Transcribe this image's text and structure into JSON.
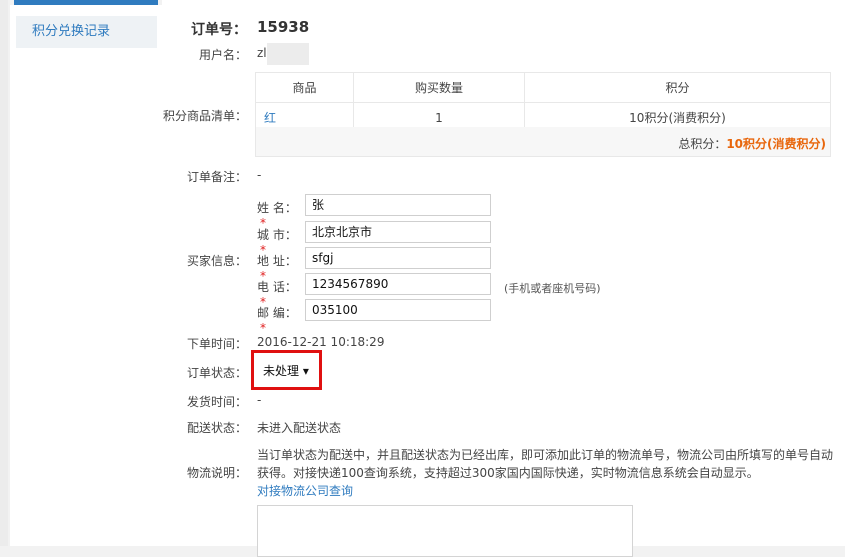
{
  "sidebar": {
    "item": "积分兑换记录"
  },
  "order": {
    "no_label": "订单号：",
    "no": "15938",
    "user_label": "用户名：",
    "user": "zl",
    "goods_label": "积分商品清单：",
    "columns": [
      "商品",
      "购买数量",
      "积分"
    ],
    "row": [
      "红",
      "1",
      "10积分(消费积分)"
    ],
    "total_label": "总积分：",
    "total_value": "10积分(消费积分)",
    "remark_label": "订单备注：",
    "remark": "-",
    "buyer_label": "买家信息："
  },
  "buyer": {
    "name_label": "姓 名：",
    "name": "张",
    "city_label": "城 市：",
    "city": "北京北京市",
    "addr_label": "地 址：",
    "addr": "sfgj",
    "phone_label": "电 话：",
    "phone": "1234567890",
    "phone_hint": "(手机或者座机号码)",
    "zip_label": "邮 编：",
    "zip": "035100"
  },
  "status": {
    "time_label": "下单时间：",
    "time": "2016-12-21 10:18:29",
    "order_status_label": "订单状态：",
    "order_status": "未处理 ▾",
    "ship_time_label": "发货时间：",
    "ship_time": "-",
    "delivery_label": "配送状态：",
    "delivery": "未进入配送状态",
    "logistics_label": "物流说明：",
    "logistics_note": "当订单状态为配送中，并且配送状态为已经出库，即可添加此订单的物流单号，物流公司由所填写的单号自动获得。对接快递100查询系统，支持超过300家国内国际快递，实时物流信息系统会自动显示。",
    "logistics_link": "对接物流公司查询"
  },
  "colors": {
    "accent": "#2f7bbf",
    "points": "#e8660c",
    "required": "#e02020",
    "highlight": "#e01010"
  }
}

• • • • •

• Task prompt
Without the pictures, write out the whole listing above exactly as it appears.

• Written reply
Transcribe this image's text and structure into JSON.
{
  "sidebar": {
    "item": "积分兑换记录"
  },
  "order": {
    "no_label": "订单号：",
    "no": "15938",
    "user_label": "用户名：",
    "user": "zl",
    "goods_label": "积分商品清单：",
    "columns": [
      "商品",
      "购买数量",
      "积分"
    ],
    "row": [
      "红",
      "1",
      "10积分(消费积分)"
    ],
    "total_label": "总积分：",
    "total_value": "10积分(消费积分)",
    "remark_label": "订单备注：",
    "remark": "-",
    "buyer_label": "买家信息："
  },
  "buyer": {
    "name_label": "姓 名：",
    "name": "张",
    "city_label": "城 市：",
    "city": "北京北京市",
    "addr_label": "地 址：",
    "addr": "sfgj",
    "phone_label": "电 话：",
    "phone": "1234567890",
    "phone_hint": "(手机或者座机号码)",
    "zip_label": "邮 编：",
    "zip": "035100"
  },
  "status": {
    "time_label": "下单时间：",
    "time": "2016-12-21 10:18:29",
    "order_status_label": "订单状态：",
    "order_status": "未处理 ▾",
    "ship_time_label": "发货时间：",
    "ship_time": "-",
    "delivery_label": "配送状态：",
    "delivery": "未进入配送状态",
    "logistics_label": "物流说明：",
    "logistics_note": "当订单状态为配送中，并且配送状态为已经出库，即可添加此订单的物流单号，物流公司由所填写的单号自动获得。对接快递100查询系统，支持超过300家国内国际快递，实时物流信息系统会自动显示。",
    "logistics_link": "对接物流公司查询"
  },
  "colors": {
    "accent": "#2f7bbf",
    "points": "#e8660c",
    "required": "#e02020",
    "highlight": "#e01010"
  }
}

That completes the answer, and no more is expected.